┌──
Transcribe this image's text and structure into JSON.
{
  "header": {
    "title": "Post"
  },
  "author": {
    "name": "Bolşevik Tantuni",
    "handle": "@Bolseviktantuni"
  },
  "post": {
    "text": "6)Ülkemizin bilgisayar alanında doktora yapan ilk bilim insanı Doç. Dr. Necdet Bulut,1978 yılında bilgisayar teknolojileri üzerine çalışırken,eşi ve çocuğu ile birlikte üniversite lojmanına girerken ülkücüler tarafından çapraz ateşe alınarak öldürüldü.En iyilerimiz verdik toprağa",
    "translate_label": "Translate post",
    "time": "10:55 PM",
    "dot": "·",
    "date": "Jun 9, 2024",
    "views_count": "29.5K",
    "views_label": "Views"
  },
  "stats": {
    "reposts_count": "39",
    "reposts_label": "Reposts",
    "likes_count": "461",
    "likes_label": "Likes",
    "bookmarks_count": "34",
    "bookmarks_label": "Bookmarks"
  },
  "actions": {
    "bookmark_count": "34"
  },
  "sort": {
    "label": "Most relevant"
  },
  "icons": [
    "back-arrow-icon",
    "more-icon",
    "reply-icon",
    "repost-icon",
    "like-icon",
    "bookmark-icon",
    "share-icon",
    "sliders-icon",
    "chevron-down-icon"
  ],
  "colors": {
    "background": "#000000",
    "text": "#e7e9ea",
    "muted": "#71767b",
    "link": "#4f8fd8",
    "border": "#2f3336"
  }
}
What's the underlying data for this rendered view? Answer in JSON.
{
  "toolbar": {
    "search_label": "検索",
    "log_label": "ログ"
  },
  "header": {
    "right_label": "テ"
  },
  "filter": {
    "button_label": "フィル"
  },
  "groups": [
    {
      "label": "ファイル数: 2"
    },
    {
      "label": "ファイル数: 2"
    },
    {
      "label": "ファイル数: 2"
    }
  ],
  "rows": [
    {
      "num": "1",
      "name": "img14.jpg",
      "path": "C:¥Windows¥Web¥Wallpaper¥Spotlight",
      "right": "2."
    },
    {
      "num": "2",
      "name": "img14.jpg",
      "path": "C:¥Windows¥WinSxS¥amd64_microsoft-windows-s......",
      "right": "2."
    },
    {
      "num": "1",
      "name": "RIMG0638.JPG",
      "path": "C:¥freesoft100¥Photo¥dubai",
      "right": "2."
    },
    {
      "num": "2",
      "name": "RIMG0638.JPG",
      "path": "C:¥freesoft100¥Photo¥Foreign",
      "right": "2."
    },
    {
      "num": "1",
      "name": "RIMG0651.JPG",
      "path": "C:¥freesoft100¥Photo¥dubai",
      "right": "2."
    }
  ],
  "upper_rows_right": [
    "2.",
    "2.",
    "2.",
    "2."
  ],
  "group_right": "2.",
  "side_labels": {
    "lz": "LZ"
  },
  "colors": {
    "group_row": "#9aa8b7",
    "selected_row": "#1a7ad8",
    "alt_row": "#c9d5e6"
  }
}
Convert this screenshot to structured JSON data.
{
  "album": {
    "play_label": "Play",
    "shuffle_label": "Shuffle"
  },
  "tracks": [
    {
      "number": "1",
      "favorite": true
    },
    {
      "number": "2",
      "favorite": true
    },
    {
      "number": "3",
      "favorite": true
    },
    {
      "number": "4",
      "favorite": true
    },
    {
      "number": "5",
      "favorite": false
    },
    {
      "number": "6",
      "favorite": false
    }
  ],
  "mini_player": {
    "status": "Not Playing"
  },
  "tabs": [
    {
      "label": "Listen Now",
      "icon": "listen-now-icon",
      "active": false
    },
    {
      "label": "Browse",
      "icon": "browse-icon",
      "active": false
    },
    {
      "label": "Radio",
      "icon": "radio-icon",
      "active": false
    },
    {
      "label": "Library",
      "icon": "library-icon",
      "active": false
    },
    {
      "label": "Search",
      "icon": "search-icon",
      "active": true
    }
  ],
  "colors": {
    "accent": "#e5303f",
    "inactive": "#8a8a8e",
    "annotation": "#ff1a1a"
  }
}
└──
• **Stated exercise**: All of the entries above need to be reproduced exactly.

• **Answer for this exercise**:
Transcribe this image's text and structure into JSON.
{
  "header": {
    "title": "Post"
  },
  "author": {
    "name": "Bolşevik Tantuni",
    "handle": "@Bolseviktantuni"
  },
  "post": {
    "text": "6)Ülkemizin bilgisayar alanında doktora yapan ilk bilim insanı Doç. Dr. Necdet Bulut,1978 yılında bilgisayar teknolojileri üzerine çalışırken,eşi ve çocuğu ile birlikte üniversite lojmanına girerken ülkücüler tarafından çapraz ateşe alınarak öldürüldü.En iyilerimiz verdik toprağa",
    "translate_label": "Translate post",
    "time": "10:55 PM",
    "dot": "·",
    "date": "Jun 9, 2024",
    "views_count": "29.5K",
    "views_label": "Views"
  },
  "stats": {
    "reposts_count": "39",
    "reposts_label": "Reposts",
    "likes_count": "461",
    "likes_label": "Likes",
    "bookmarks_count": "34",
    "bookmarks_label": "Bookmarks"
  },
  "actions": {
    "bookmark_count": "34"
  },
  "sort": {
    "label": "Most relevant"
  },
  "icons": [
    "back-arrow-icon",
    "more-icon",
    "reply-icon",
    "repost-icon",
    "like-icon",
    "bookmark-icon",
    "share-icon",
    "sliders-icon",
    "chevron-down-icon"
  ],
  "colors": {
    "background": "#000000",
    "text": "#e7e9ea",
    "muted": "#71767b",
    "link": "#4f8fd8",
    "border": "#2f3336"
  }
}
What's the underlying data for this rendered view? Answer in JSON.
{
  "toolbar": {
    "search_label": "検索",
    "log_label": "ログ"
  },
  "header": {
    "right_label": "テ"
  },
  "filter": {
    "button_label": "フィル"
  },
  "groups": [
    {
      "label": "ファイル数: 2"
    },
    {
      "label": "ファイル数: 2"
    },
    {
      "label": "ファイル数: 2"
    }
  ],
  "rows": [
    {
      "num": "1",
      "name": "img14.jpg",
      "path": "C:¥Windows¥Web¥Wallpaper¥Spotlight",
      "right": "2."
    },
    {
      "num": "2",
      "name": "img14.jpg",
      "path": "C:¥Windows¥WinSxS¥amd64_microsoft-windows-s......",
      "right": "2."
    },
    {
      "num": "1",
      "name": "RIMG0638.JPG",
      "path": "C:¥freesoft100¥Photo¥dubai",
      "right": "2."
    },
    {
      "num": "2",
      "name": "RIMG0638.JPG",
      "path": "C:¥freesoft100¥Photo¥Foreign",
      "right": "2."
    },
    {
      "num": "1",
      "name": "RIMG0651.JPG",
      "path": "C:¥freesoft100¥Photo¥dubai",
      "right": "2."
    }
  ],
  "upper_rows_right": [
    "2.",
    "2.",
    "2.",
    "2."
  ],
  "group_right": "2.",
  "side_labels": {
    "lz": "LZ"
  },
  "colors": {
    "group_row": "#9aa8b7",
    "selected_row": "#1a7ad8",
    "alt_row": "#c9d5e6"
  }
}
Convert this screenshot to structured JSON data.
{
  "album": {
    "play_label": "Play",
    "shuffle_label": "Shuffle"
  },
  "tracks": [
    {
      "number": "1",
      "favorite": true
    },
    {
      "number": "2",
      "favorite": true
    },
    {
      "number": "3",
      "favorite": true
    },
    {
      "number": "4",
      "favorite": true
    },
    {
      "number": "5",
      "favorite": false
    },
    {
      "number": "6",
      "favorite": false
    }
  ],
  "mini_player": {
    "status": "Not Playing"
  },
  "tabs": [
    {
      "label": "Listen Now",
      "icon": "listen-now-icon",
      "active": false
    },
    {
      "label": "Browse",
      "icon": "browse-icon",
      "active": false
    },
    {
      "label": "Radio",
      "icon": "radio-icon",
      "active": false
    },
    {
      "label": "Library",
      "icon": "library-icon",
      "active": false
    },
    {
      "label": "Search",
      "icon": "search-icon",
      "active": true
    }
  ],
  "colors": {
    "accent": "#e5303f",
    "inactive": "#8a8a8e",
    "annotation": "#ff1a1a"
  }
}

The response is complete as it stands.